• _Data shown_:

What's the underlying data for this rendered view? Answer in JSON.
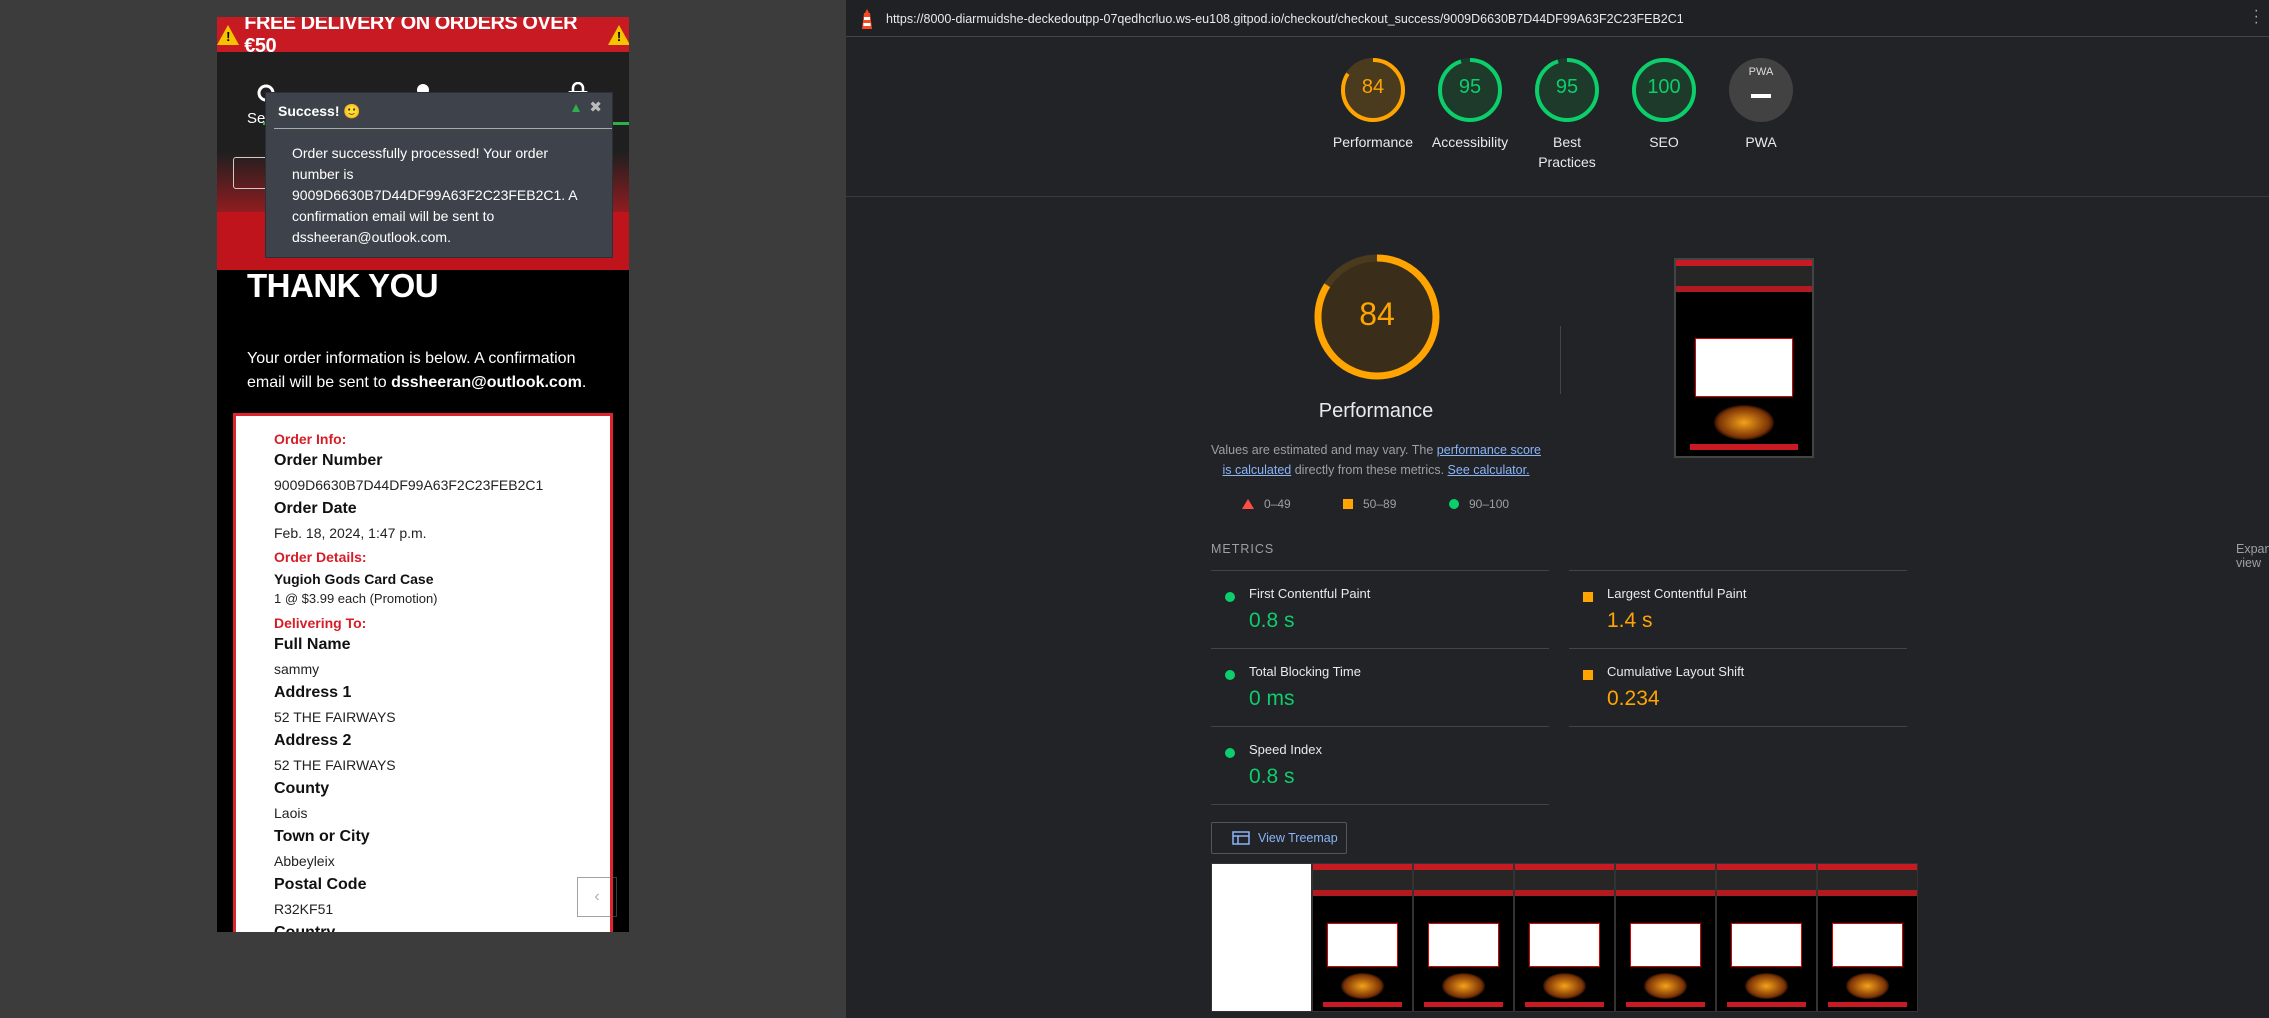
{
  "phone": {
    "promo_text": "FREE DELIVERY ON ORDERS OVER €50",
    "search_label": "Se",
    "toast": {
      "title": "Success! 🙂",
      "close_glyph": "✖",
      "message": "Order successfully processed! Your order number is 9009D6630B7D44DF99A63F2C23FEB2C1. A confirmation email will be sent to dssheeran@outlook.com."
    },
    "heading": "THANK YOU",
    "intro_text": "Your order information is below. A confirmation email will be sent to ",
    "intro_email": "dssheeran@outlook.com",
    "intro_end": ".",
    "card": {
      "order_info_label": "Order Info:",
      "order_number_label": "Order Number",
      "order_number": "9009D6630B7D44DF99A63F2C23FEB2C1",
      "order_date_label": "Order Date",
      "order_date": "Feb. 18, 2024, 1:47 p.m.",
      "order_details_label": "Order Details:",
      "product_name": "Yugioh Gods Card Case",
      "product_line": "1 @ $3.99 each (Promotion)",
      "delivering_label": "Delivering To:",
      "full_name_label": "Full Name",
      "full_name": "sammy",
      "address1_label": "Address 1",
      "address1": "52 THE FAIRWAYS",
      "address2_label": "Address 2",
      "address2": "52 THE FAIRWAYS",
      "county_label": "County",
      "county": "Laois",
      "town_label": "Town or City",
      "town": "Abbeyleix",
      "postal_label": "Postal Code",
      "postal": "R32KF51",
      "country_label": "Country"
    },
    "icons": [
      "search-icon",
      "user-icon",
      "shopping-bag-icon",
      "warning-icon",
      "chevron-up-icon"
    ]
  },
  "lighthouse": {
    "url": "https://8000-diarmuidshe-deckedoutpp-07qedhcrluo.ws-eu108.gitpod.io/checkout/checkout_success/9009D6630B7D44DF99A63F2C23FEB2C1",
    "scores": [
      {
        "label": "Performance",
        "value": "84",
        "score": 84,
        "color": "#ffa400"
      },
      {
        "label": "Accessibility",
        "value": "95",
        "score": 95,
        "color": "#0cce6b"
      },
      {
        "label": "Best Practices",
        "value": "95",
        "score": 95,
        "color": "#0cce6b"
      },
      {
        "label": "SEO",
        "value": "100",
        "score": 100,
        "color": "#0cce6b"
      }
    ],
    "pwa_label": "PWA",
    "pwa_badge": "PWA",
    "perf_score": "84",
    "perf_title": "Performance",
    "perf_desc_1": "Values are estimated and may vary. The ",
    "perf_desc_link": "performance score is calculated",
    "perf_desc_2": " directly from these metrics. ",
    "perf_desc_calc": "See calculator.",
    "legend": {
      "fail": "0–49",
      "average": "50–89",
      "pass": "90–100"
    },
    "metrics_header": "METRICS",
    "expand_view": "Expand view",
    "metrics": [
      {
        "label": "First Contentful Paint",
        "value": "0.8 s",
        "status": "pass"
      },
      {
        "label": "Largest Contentful Paint",
        "value": "1.4 s",
        "status": "average"
      },
      {
        "label": "Total Blocking Time",
        "value": "0 ms",
        "status": "pass"
      },
      {
        "label": "Cumulative Layout Shift",
        "value": "0.234",
        "status": "average"
      },
      {
        "label": "Speed Index",
        "value": "0.8 s",
        "status": "pass"
      }
    ],
    "view_treemap": "View Treemap",
    "colors": {
      "pass": "#0cce6b",
      "average": "#ffa400",
      "fail": "#ff4e42",
      "link": "#8ab4f8"
    }
  }
}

• _What is required_:
In the listing, find every line containing the word "FAIRWAYS" and list it.

• _Result for this exercise_:
      "address1": "52 THE FAIRWAYS",
      "address2": "52 THE FAIRWAYS",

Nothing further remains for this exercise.